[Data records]

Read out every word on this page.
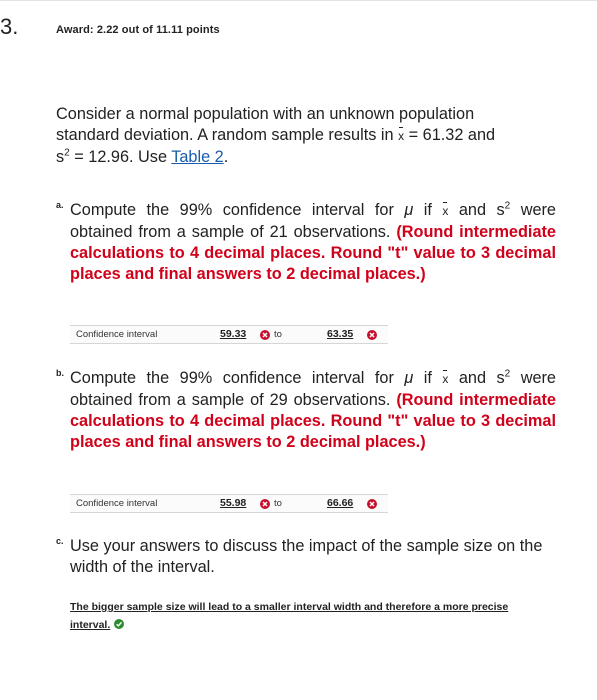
3.	Award: 2.22 out of 11.11 points
Consider a normal population with an unknown population
standard deviation. A random sample results in x = 61.32 and
$s^2 = 12.96$. Use Table 2.
a. Compute the 99% confidence interval for μ if x and $s^2$ were obtained from a sample of 21 observations. (Round intermediate calculations to 4 decimal places. Round "t" value to 3 decimal places and final answers to 2 decimal places.)
Confidence interval	59.33	to	63.35
b. Compute the 99% confidence interval for μ if x and $s^2$ were obtained from a sample of 29 observations. (Round intermediate calculations to 4 decimal places. Round "t" value to 3 decimal places and final answers to 2 decimal places.)
Confidence interval	55.98	to	66.66
c. Use your answers to discuss the impact of the sample size on the width of the interval.
The bigger sample size will lead to a smaller interval width and therefore a more precise interval.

- WRITTEN EXERCISE
Find each line holding the string "interval" and copy it out.

- SOLUTION FOR THIS TASK
a. Compute the 99% confidence interval for μ if x and $s^2$ were obtained from a sample of 21 observations. (Round intermediate calculations to 4 decimal places. Round "t" value to 3 decimal places and final answers to 2 decimal places.)
Confidence interval	59.33	to	63.35
b. Compute the 99% confidence interval for μ if x and $s^2$ were obtained from a sample of 29 observations. (Round intermediate calculations to 4 decimal places. Round "t" value to 3 decimal places and final answers to 2 decimal places.)
Confidence interval	55.98	to	66.66
c. Use your answers to discuss the impact of the sample size on the width of the interval.
The bigger sample size will lead to a smaller interval width and therefore a more precise interval.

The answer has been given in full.